(Available records)
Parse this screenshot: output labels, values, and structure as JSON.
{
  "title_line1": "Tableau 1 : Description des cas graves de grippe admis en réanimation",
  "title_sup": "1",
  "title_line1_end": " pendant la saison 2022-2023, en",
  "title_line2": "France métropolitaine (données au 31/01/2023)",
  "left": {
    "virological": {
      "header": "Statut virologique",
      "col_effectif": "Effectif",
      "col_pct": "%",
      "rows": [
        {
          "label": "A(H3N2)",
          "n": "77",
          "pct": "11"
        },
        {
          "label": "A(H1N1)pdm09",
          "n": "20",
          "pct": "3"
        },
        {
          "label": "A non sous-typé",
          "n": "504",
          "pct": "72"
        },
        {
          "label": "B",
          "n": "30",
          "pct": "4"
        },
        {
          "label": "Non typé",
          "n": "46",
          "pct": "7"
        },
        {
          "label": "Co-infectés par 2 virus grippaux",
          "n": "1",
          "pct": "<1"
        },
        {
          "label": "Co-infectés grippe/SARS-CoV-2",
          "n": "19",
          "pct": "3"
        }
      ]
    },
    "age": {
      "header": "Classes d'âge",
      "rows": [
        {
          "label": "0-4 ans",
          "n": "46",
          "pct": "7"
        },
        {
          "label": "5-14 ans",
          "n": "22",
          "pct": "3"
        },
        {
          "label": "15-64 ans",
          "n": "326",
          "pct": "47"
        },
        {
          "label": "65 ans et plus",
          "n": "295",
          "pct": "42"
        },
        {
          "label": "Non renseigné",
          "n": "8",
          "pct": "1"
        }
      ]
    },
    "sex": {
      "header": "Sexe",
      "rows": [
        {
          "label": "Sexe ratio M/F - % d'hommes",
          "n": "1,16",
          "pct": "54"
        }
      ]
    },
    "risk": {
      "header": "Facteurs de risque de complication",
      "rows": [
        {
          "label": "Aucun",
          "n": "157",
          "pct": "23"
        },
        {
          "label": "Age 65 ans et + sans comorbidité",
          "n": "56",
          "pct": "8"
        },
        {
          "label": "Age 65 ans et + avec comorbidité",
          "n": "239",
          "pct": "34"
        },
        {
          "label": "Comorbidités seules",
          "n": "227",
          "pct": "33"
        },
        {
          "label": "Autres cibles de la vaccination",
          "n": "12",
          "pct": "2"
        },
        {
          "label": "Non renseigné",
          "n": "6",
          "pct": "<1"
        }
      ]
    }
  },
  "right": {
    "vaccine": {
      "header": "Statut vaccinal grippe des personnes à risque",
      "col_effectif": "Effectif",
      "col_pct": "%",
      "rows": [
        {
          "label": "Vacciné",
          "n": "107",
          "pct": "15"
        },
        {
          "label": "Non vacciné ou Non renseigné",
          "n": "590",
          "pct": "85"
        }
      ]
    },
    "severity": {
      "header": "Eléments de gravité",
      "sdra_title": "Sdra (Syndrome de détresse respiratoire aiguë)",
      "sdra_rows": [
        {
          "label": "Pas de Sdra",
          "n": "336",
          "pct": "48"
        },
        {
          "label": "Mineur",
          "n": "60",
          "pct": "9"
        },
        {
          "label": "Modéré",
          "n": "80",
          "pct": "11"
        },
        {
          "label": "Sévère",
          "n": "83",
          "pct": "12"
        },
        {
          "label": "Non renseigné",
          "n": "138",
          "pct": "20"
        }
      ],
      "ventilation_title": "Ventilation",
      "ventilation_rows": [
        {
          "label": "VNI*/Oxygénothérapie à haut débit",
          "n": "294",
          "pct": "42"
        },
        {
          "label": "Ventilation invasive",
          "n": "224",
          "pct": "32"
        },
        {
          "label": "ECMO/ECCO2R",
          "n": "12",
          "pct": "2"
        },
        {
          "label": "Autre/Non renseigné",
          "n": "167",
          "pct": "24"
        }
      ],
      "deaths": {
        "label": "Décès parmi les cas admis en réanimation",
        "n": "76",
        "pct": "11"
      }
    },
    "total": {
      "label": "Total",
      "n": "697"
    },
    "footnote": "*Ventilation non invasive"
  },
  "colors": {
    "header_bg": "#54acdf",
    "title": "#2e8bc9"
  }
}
(End Available records)
What to work on: Where the string "grippe" appears in a line of the entries above, return that line.

Problem solution:
  "title_line1": "Tableau 1 : Description des cas graves de grippe admis en réanimation",
          "label": "Co-infectés grippe/SARS-CoV-2",
      "header": "Statut vaccinal grippe des personnes à risque",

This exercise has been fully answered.